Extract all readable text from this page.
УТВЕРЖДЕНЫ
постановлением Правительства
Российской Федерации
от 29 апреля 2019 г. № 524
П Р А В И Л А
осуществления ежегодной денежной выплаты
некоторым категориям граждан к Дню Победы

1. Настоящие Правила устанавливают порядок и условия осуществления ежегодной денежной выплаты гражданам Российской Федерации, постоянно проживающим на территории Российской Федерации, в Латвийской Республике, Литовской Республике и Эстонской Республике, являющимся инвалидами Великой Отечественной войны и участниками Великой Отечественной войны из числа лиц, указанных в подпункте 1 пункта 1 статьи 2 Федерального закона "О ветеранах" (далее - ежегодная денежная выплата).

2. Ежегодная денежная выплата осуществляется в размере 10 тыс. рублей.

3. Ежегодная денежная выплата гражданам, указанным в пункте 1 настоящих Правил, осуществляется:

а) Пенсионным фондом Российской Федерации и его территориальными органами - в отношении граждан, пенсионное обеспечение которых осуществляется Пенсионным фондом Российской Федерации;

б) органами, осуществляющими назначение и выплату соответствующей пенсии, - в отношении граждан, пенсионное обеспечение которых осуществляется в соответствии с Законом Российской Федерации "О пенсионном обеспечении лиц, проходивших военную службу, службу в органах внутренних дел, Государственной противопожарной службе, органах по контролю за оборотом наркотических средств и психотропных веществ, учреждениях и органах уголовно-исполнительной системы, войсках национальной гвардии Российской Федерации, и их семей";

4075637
※ ※ ※
In the records shown above, how many lines include the word "гражданам"? Answer with the number only.

2